_PROBLEM DETAILS_
Print the whole listing exactly.

_RECORDS PROVIDED_
________________________

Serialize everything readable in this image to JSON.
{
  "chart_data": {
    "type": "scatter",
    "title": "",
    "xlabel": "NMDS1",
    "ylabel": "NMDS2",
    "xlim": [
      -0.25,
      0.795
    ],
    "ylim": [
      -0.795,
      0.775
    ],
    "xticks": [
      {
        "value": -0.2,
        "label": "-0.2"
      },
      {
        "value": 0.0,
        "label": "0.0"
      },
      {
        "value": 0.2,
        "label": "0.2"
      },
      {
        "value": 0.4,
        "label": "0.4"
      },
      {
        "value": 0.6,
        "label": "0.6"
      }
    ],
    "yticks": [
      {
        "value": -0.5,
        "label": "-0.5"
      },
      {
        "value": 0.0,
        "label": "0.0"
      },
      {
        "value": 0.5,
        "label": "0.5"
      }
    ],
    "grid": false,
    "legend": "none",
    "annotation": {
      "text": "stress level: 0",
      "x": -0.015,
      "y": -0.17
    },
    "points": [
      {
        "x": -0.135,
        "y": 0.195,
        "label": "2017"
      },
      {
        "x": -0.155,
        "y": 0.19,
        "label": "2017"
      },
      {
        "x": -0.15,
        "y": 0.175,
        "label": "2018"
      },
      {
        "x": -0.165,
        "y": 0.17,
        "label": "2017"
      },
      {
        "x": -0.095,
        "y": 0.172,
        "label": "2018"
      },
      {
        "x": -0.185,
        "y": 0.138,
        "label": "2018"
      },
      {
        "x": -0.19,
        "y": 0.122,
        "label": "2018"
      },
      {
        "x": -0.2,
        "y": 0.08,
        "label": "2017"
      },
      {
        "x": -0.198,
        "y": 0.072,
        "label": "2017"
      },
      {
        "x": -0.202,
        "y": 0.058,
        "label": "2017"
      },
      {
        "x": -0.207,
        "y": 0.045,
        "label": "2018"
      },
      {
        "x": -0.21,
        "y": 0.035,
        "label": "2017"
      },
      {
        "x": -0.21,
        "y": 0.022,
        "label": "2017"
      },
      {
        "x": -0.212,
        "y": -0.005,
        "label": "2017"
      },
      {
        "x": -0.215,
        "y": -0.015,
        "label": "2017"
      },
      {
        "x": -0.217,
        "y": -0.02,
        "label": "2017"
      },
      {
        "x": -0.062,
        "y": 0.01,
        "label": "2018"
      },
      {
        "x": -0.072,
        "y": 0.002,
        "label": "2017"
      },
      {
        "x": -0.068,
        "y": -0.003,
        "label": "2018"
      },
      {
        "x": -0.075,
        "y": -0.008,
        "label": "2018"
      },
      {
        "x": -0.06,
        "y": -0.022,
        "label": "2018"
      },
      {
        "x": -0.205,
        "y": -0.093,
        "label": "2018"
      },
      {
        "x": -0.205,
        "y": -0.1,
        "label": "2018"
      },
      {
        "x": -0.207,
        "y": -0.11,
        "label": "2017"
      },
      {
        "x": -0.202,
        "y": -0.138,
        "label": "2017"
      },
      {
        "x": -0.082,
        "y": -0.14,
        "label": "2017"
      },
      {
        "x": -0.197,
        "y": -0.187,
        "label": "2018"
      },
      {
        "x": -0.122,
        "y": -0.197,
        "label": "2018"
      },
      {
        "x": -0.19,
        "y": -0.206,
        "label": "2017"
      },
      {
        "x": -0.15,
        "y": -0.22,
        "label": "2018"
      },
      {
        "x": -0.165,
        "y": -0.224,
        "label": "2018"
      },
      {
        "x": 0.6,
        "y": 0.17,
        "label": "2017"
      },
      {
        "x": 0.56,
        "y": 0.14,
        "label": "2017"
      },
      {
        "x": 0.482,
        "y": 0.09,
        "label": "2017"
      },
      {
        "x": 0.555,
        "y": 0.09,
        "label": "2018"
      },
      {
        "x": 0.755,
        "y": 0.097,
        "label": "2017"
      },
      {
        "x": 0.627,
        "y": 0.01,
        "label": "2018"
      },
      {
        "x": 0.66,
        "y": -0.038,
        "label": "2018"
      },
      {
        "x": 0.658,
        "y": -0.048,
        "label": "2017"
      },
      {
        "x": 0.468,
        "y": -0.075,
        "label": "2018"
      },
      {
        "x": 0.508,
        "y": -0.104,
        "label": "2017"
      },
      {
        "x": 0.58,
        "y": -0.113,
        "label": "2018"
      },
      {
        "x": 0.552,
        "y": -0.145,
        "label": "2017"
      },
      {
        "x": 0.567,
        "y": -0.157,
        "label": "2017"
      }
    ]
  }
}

________________________

_CORRECT ANSWER_
Serialize everything readable in this image to JSON.
{
  "chart_data": {
    "type": "scatter",
    "title": "",
    "xlabel": "NMDS1",
    "ylabel": "NMDS2",
    "xlim": [
      -0.25,
      0.795
    ],
    "ylim": [
      -0.795,
      0.775
    ],
    "xticks": [
      {
        "value": -0.2,
        "label": "-0.2"
      },
      {
        "value": 0.0,
        "label": "0.0"
      },
      {
        "value": 0.2,
        "label": "0.2"
      },
      {
        "value": 0.4,
        "label": "0.4"
      },
      {
        "value": 0.6,
        "label": "0.6"
      }
    ],
    "yticks": [
      {
        "value": -0.5,
        "label": "-0.5"
      },
      {
        "value": 0.0,
        "label": "0.0"
      },
      {
        "value": 0.5,
        "label": "0.5"
      }
    ],
    "grid": false,
    "legend": "none",
    "annotation": {
      "text": "stress level: 0",
      "x": -0.015,
      "y": -0.17
    },
    "points": [
      {
        "x": -0.135,
        "y": 0.195,
        "label": "2017"
      },
      {
        "x": -0.155,
        "y": 0.19,
        "label": "2017"
      },
      {
        "x": -0.15,
        "y": 0.175,
        "label": "2018"
      },
      {
        "x": -0.165,
        "y": 0.17,
        "label": "2017"
      },
      {
        "x": -0.095,
        "y": 0.172,
        "label": "2018"
      },
      {
        "x": -0.185,
        "y": 0.138,
        "label": "2018"
      },
      {
        "x": -0.19,
        "y": 0.122,
        "label": "2018"
      },
      {
        "x": -0.2,
        "y": 0.08,
        "label": "2017"
      },
      {
        "x": -0.198,
        "y": 0.072,
        "label": "2017"
      },
      {
        "x": -0.202,
        "y": 0.058,
        "label": "2017"
      },
      {
        "x": -0.207,
        "y": 0.045,
        "label": "2018"
      },
      {
        "x": -0.21,
        "y": 0.035,
        "label": "2017"
      },
      {
        "x": -0.21,
        "y": 0.022,
        "label": "2017"
      },
      {
        "x": -0.212,
        "y": -0.005,
        "label": "2017"
      },
      {
        "x": -0.215,
        "y": -0.015,
        "label": "2017"
      },
      {
        "x": -0.217,
        "y": -0.02,
        "label": "2017"
      },
      {
        "x": -0.062,
        "y": 0.01,
        "label": "2018"
      },
      {
        "x": -0.072,
        "y": 0.002,
        "label": "2017"
      },
      {
        "x": -0.068,
        "y": -0.003,
        "label": "2018"
      },
      {
        "x": -0.075,
        "y": -0.008,
        "label": "2018"
      },
      {
        "x": -0.06,
        "y": -0.022,
        "label": "2018"
      },
      {
        "x": -0.205,
        "y": -0.093,
        "label": "2018"
      },
      {
        "x": -0.205,
        "y": -0.1,
        "label": "2018"
      },
      {
        "x": -0.207,
        "y": -0.11,
        "label": "2017"
      },
      {
        "x": -0.202,
        "y": -0.138,
        "label": "2017"
      },
      {
        "x": -0.082,
        "y": -0.14,
        "label": "2017"
      },
      {
        "x": -0.197,
        "y": -0.187,
        "label": "2018"
      },
      {
        "x": -0.122,
        "y": -0.197,
        "label": "2018"
      },
      {
        "x": -0.19,
        "y": -0.206,
        "label": "2017"
      },
      {
        "x": -0.15,
        "y": -0.22,
        "label": "2018"
      },
      {
        "x": -0.165,
        "y": -0.224,
        "label": "2018"
      },
      {
        "x": 0.6,
        "y": 0.17,
        "label": "2017"
      },
      {
        "x": 0.56,
        "y": 0.14,
        "label": "2017"
      },
      {
        "x": 0.482,
        "y": 0.09,
        "label": "2017"
      },
      {
        "x": 0.555,
        "y": 0.09,
        "label": "2018"
      },
      {
        "x": 0.755,
        "y": 0.097,
        "label": "2017"
      },
      {
        "x": 0.627,
        "y": 0.01,
        "label": "2018"
      },
      {
        "x": 0.66,
        "y": -0.038,
        "label": "2018"
      },
      {
        "x": 0.658,
        "y": -0.048,
        "label": "2017"
      },
      {
        "x": 0.468,
        "y": -0.075,
        "label": "2018"
      },
      {
        "x": 0.508,
        "y": -0.104,
        "label": "2017"
      },
      {
        "x": 0.58,
        "y": -0.113,
        "label": "2018"
      },
      {
        "x": 0.552,
        "y": -0.145,
        "label": "2017"
      },
      {
        "x": 0.567,
        "y": -0.157,
        "label": "2017"
      }
    ]
  }
}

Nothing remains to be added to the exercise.